**** Supplied material

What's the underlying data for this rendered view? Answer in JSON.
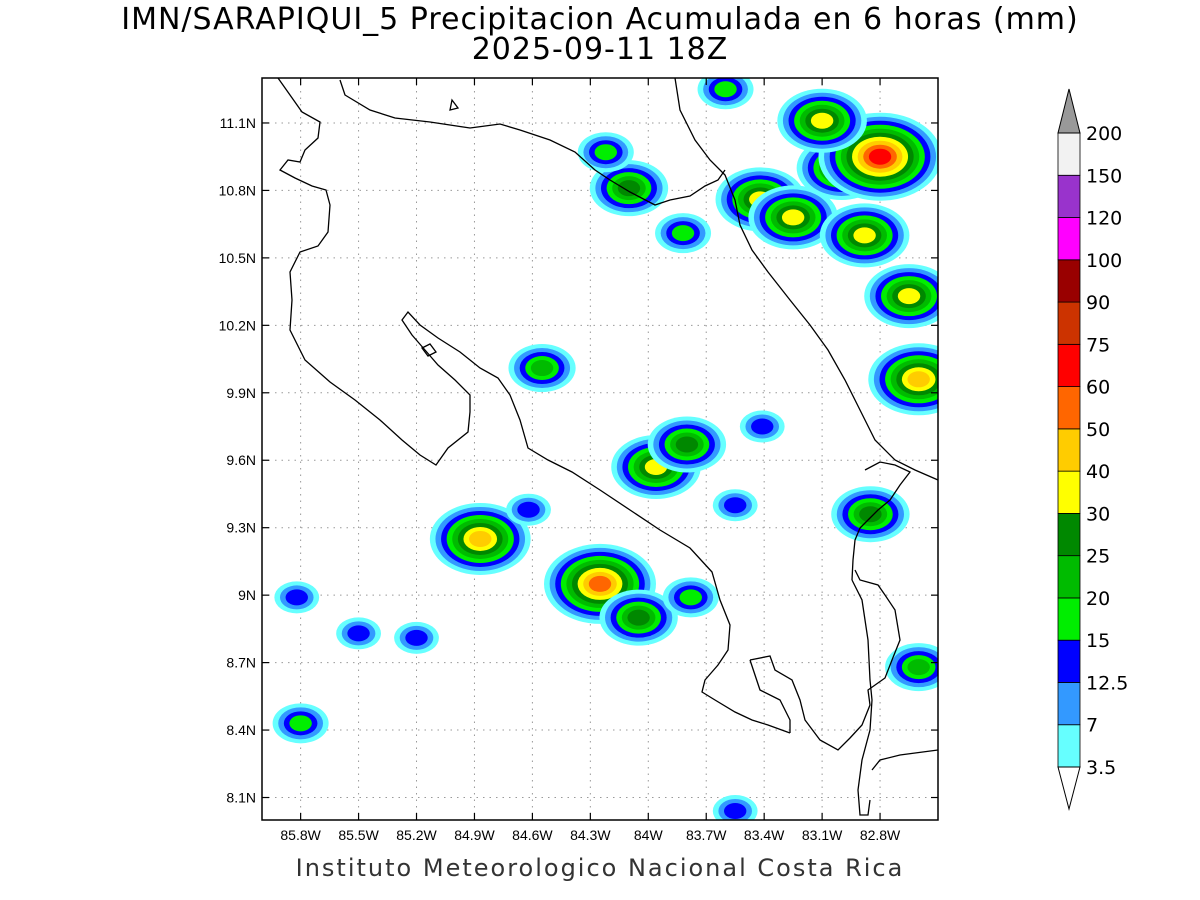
{
  "title": "IMN/SARAPIQUI_5 Precipitacion Acumulada en 6 horas (mm)",
  "subtitle": "2025-09-11 18Z",
  "footer": "Instituto Meteorologico Nacional Costa Rica",
  "map": {
    "lon_range": [
      -86.0,
      -82.5
    ],
    "lat_range": [
      8.0,
      11.3
    ],
    "lat_ticks": [
      "11.1N",
      "10.8N",
      "10.5N",
      "10.2N",
      "9.9N",
      "9.6N",
      "9.3N",
      "9N",
      "8.7N",
      "8.4N",
      "8.1N"
    ],
    "lon_ticks": [
      "85.8W",
      "85.5W",
      "85.2W",
      "84.9W",
      "84.6W",
      "84.3W",
      "84W",
      "83.7W",
      "83.4W",
      "83.1W",
      "82.8W"
    ]
  },
  "colorbar": {
    "labels": [
      "3.5",
      "7",
      "12.5",
      "15",
      "20",
      "25",
      "30",
      "40",
      "50",
      "60",
      "75",
      "90",
      "100",
      "120",
      "150",
      "200"
    ],
    "colors": [
      "#66ffff",
      "#3399ff",
      "#0000ff",
      "#00ee00",
      "#00bb00",
      "#008800",
      "#ffff00",
      "#ffcc00",
      "#ff6600",
      "#ff0000",
      "#cc3300",
      "#990000",
      "#ff00ff",
      "#9933cc",
      "#f2f2f2"
    ],
    "over_color": "#999999",
    "under_color": "#ffffff"
  },
  "precip_cells": [
    {
      "lon": -85.82,
      "lat": 8.99,
      "value": 12.5
    },
    {
      "lon": -85.8,
      "lat": 8.43,
      "value": 15
    },
    {
      "lon": -85.5,
      "lat": 8.83,
      "value": 12.5
    },
    {
      "lon": -85.2,
      "lat": 8.81,
      "value": 12.5
    },
    {
      "lon": -84.87,
      "lat": 9.25,
      "value": 40
    },
    {
      "lon": -84.62,
      "lat": 9.38,
      "value": 12.5
    },
    {
      "lon": -84.55,
      "lat": 10.01,
      "value": 20
    },
    {
      "lon": -84.25,
      "lat": 9.05,
      "value": 50
    },
    {
      "lon": -84.05,
      "lat": 8.9,
      "value": 25
    },
    {
      "lon": -83.78,
      "lat": 8.99,
      "value": 15
    },
    {
      "lon": -83.96,
      "lat": 9.57,
      "value": 30
    },
    {
      "lon": -83.8,
      "lat": 9.67,
      "value": 25
    },
    {
      "lon": -83.41,
      "lat": 9.75,
      "value": 12.5
    },
    {
      "lon": -83.55,
      "lat": 9.4,
      "value": 12.5
    },
    {
      "lon": -82.85,
      "lat": 9.36,
      "value": 25
    },
    {
      "lon": -82.6,
      "lat": 9.96,
      "value": 40
    },
    {
      "lon": -82.6,
      "lat": 8.68,
      "value": 20
    },
    {
      "lon": -83.55,
      "lat": 8.04,
      "value": 12.5
    },
    {
      "lon": -84.1,
      "lat": 10.81,
      "value": 25
    },
    {
      "lon": -83.82,
      "lat": 10.61,
      "value": 15
    },
    {
      "lon": -83.42,
      "lat": 10.76,
      "value": 30
    },
    {
      "lon": -83.25,
      "lat": 10.68,
      "value": 30
    },
    {
      "lon": -83.0,
      "lat": 10.9,
      "value": 30
    },
    {
      "lon": -82.8,
      "lat": 10.95,
      "value": 60
    },
    {
      "lon": -82.88,
      "lat": 10.6,
      "value": 30
    },
    {
      "lon": -82.65,
      "lat": 10.33,
      "value": 30
    },
    {
      "lon": -83.1,
      "lat": 11.11,
      "value": 30
    },
    {
      "lon": -84.22,
      "lat": 10.97,
      "value": 15
    },
    {
      "lon": -83.6,
      "lat": 11.25,
      "value": 15
    }
  ]
}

********

■ What you will do
Reproduce every line precisely as given, omitting all pictures.

■ Exercise answer
What's the underlying data for this rendered view? Answer in JSON.
{
  "title": "IMN/SARAPIQUI_5 Precipitacion Acumulada en 6 horas (mm)",
  "subtitle": "2025-09-11 18Z",
  "footer": "Instituto Meteorologico Nacional Costa Rica",
  "map": {
    "lon_range": [
      -86.0,
      -82.5
    ],
    "lat_range": [
      8.0,
      11.3
    ],
    "lat_ticks": [
      "11.1N",
      "10.8N",
      "10.5N",
      "10.2N",
      "9.9N",
      "9.6N",
      "9.3N",
      "9N",
      "8.7N",
      "8.4N",
      "8.1N"
    ],
    "lon_ticks": [
      "85.8W",
      "85.5W",
      "85.2W",
      "84.9W",
      "84.6W",
      "84.3W",
      "84W",
      "83.7W",
      "83.4W",
      "83.1W",
      "82.8W"
    ]
  },
  "colorbar": {
    "labels": [
      "3.5",
      "7",
      "12.5",
      "15",
      "20",
      "25",
      "30",
      "40",
      "50",
      "60",
      "75",
      "90",
      "100",
      "120",
      "150",
      "200"
    ],
    "colors": [
      "#66ffff",
      "#3399ff",
      "#0000ff",
      "#00ee00",
      "#00bb00",
      "#008800",
      "#ffff00",
      "#ffcc00",
      "#ff6600",
      "#ff0000",
      "#cc3300",
      "#990000",
      "#ff00ff",
      "#9933cc",
      "#f2f2f2"
    ],
    "over_color": "#999999",
    "under_color": "#ffffff"
  },
  "precip_cells": [
    {
      "lon": -85.82,
      "lat": 8.99,
      "value": 12.5
    },
    {
      "lon": -85.8,
      "lat": 8.43,
      "value": 15
    },
    {
      "lon": -85.5,
      "lat": 8.83,
      "value": 12.5
    },
    {
      "lon": -85.2,
      "lat": 8.81,
      "value": 12.5
    },
    {
      "lon": -84.87,
      "lat": 9.25,
      "value": 40
    },
    {
      "lon": -84.62,
      "lat": 9.38,
      "value": 12.5
    },
    {
      "lon": -84.55,
      "lat": 10.01,
      "value": 20
    },
    {
      "lon": -84.25,
      "lat": 9.05,
      "value": 50
    },
    {
      "lon": -84.05,
      "lat": 8.9,
      "value": 25
    },
    {
      "lon": -83.78,
      "lat": 8.99,
      "value": 15
    },
    {
      "lon": -83.96,
      "lat": 9.57,
      "value": 30
    },
    {
      "lon": -83.8,
      "lat": 9.67,
      "value": 25
    },
    {
      "lon": -83.41,
      "lat": 9.75,
      "value": 12.5
    },
    {
      "lon": -83.55,
      "lat": 9.4,
      "value": 12.5
    },
    {
      "lon": -82.85,
      "lat": 9.36,
      "value": 25
    },
    {
      "lon": -82.6,
      "lat": 9.96,
      "value": 40
    },
    {
      "lon": -82.6,
      "lat": 8.68,
      "value": 20
    },
    {
      "lon": -83.55,
      "lat": 8.04,
      "value": 12.5
    },
    {
      "lon": -84.1,
      "lat": 10.81,
      "value": 25
    },
    {
      "lon": -83.82,
      "lat": 10.61,
      "value": 15
    },
    {
      "lon": -83.42,
      "lat": 10.76,
      "value": 30
    },
    {
      "lon": -83.25,
      "lat": 10.68,
      "value": 30
    },
    {
      "lon": -83.0,
      "lat": 10.9,
      "value": 30
    },
    {
      "lon": -82.8,
      "lat": 10.95,
      "value": 60
    },
    {
      "lon": -82.88,
      "lat": 10.6,
      "value": 30
    },
    {
      "lon": -82.65,
      "lat": 10.33,
      "value": 30
    },
    {
      "lon": -83.1,
      "lat": 11.11,
      "value": 30
    },
    {
      "lon": -84.22,
      "lat": 10.97,
      "value": 15
    },
    {
      "lon": -83.6,
      "lat": 11.25,
      "value": 15
    }
  ]
}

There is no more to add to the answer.